The request => Extract every line from the records below that contains the word "circle".

····················

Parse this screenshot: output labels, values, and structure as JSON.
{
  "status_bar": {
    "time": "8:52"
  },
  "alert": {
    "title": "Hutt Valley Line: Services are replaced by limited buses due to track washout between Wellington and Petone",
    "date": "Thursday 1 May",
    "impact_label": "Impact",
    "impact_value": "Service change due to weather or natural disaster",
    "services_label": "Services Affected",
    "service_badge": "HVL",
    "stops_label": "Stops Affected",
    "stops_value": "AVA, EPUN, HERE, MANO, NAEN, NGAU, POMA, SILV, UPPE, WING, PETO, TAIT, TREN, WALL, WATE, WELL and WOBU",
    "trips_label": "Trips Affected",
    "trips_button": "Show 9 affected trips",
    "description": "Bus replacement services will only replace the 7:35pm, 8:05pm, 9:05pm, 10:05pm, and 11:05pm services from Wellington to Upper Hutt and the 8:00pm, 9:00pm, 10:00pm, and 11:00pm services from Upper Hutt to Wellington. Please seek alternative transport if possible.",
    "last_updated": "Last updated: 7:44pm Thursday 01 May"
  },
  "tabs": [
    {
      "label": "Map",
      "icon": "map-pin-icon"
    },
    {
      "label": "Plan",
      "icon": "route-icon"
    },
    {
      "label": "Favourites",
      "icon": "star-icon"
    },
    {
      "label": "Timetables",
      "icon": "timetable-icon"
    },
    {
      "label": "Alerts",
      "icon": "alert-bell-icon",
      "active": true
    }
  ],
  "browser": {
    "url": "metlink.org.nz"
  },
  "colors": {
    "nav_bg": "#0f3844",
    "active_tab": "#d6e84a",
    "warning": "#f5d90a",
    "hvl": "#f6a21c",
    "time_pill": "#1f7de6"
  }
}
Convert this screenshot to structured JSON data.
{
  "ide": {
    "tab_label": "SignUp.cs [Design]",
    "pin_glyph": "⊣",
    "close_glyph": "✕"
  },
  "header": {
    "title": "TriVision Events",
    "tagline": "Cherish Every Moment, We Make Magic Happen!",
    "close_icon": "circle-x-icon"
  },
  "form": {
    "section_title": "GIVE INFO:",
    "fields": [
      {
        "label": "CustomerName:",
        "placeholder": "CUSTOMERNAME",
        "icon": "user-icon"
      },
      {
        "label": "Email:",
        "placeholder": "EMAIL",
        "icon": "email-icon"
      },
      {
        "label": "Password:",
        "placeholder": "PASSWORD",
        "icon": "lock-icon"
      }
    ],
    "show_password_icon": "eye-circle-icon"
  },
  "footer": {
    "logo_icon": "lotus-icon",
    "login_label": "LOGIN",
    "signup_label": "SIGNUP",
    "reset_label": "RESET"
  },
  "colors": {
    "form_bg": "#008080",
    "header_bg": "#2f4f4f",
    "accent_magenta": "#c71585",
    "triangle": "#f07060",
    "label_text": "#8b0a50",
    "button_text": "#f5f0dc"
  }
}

····················

Result =>
    "close_icon": "circle-x-icon"
    "show_password_icon": "eye-circle-icon"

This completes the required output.